What to work on
Determine how many lines include the word "甲方有权向乙方追索", then give that number and nothing more.

Data items
━━━━

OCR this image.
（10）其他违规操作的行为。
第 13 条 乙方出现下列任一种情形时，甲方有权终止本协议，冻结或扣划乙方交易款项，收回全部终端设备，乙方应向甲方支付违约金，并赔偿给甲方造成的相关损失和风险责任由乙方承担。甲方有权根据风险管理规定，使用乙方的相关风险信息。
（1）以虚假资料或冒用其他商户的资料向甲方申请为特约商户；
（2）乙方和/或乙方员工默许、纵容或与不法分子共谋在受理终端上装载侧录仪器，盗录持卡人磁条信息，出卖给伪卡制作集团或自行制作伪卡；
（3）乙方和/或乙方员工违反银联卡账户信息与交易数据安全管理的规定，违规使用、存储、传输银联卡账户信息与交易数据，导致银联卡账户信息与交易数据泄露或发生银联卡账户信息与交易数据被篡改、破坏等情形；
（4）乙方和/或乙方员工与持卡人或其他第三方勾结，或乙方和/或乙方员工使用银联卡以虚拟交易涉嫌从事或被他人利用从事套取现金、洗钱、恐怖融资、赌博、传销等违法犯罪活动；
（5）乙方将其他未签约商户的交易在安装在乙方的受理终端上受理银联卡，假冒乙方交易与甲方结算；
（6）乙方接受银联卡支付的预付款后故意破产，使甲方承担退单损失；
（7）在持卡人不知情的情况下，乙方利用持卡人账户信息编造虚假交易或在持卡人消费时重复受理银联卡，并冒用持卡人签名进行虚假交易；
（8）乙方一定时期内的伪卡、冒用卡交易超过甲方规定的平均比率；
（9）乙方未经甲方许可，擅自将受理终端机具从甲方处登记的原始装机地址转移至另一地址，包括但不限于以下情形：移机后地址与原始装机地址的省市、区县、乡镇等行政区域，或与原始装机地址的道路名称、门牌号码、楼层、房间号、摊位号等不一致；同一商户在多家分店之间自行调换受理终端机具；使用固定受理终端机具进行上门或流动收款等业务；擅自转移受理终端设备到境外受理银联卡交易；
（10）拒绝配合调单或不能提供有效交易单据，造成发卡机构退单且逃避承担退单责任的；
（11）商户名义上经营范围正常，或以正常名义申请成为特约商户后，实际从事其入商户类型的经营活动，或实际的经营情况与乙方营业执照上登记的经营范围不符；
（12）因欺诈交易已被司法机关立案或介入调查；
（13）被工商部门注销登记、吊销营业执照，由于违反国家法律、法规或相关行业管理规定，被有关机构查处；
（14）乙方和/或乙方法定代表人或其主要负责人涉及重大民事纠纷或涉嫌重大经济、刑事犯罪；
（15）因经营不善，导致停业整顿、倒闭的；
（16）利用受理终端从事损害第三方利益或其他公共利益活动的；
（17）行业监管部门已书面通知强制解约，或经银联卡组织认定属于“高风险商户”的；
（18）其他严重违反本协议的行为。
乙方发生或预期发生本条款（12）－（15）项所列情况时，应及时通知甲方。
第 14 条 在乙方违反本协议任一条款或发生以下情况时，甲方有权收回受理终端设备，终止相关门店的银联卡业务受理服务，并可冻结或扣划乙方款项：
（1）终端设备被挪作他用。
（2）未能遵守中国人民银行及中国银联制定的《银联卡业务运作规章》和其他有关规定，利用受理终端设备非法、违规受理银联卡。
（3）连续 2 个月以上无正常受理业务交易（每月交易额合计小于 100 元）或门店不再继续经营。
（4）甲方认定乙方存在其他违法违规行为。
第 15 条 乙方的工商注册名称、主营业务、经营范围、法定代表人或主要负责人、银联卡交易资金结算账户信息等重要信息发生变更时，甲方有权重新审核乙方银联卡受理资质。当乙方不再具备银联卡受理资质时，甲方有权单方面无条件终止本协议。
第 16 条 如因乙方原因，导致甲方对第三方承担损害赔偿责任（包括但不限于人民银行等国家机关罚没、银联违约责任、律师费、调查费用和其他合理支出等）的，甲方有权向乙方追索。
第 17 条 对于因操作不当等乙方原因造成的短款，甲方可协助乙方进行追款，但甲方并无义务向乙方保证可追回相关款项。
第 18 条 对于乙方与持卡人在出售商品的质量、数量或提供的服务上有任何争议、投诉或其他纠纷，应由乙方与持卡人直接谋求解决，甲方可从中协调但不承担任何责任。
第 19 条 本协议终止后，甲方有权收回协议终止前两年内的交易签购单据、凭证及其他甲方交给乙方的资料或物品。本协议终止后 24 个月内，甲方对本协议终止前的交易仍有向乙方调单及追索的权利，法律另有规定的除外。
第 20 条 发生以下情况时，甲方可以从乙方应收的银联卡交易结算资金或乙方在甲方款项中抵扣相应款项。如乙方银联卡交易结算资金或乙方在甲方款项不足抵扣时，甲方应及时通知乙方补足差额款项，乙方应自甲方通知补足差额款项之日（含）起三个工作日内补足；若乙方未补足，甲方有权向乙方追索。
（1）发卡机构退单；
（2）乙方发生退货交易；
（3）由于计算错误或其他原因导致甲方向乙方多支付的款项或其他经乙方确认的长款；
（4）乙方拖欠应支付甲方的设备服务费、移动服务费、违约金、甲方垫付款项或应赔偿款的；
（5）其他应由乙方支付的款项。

━━━━

The answer
2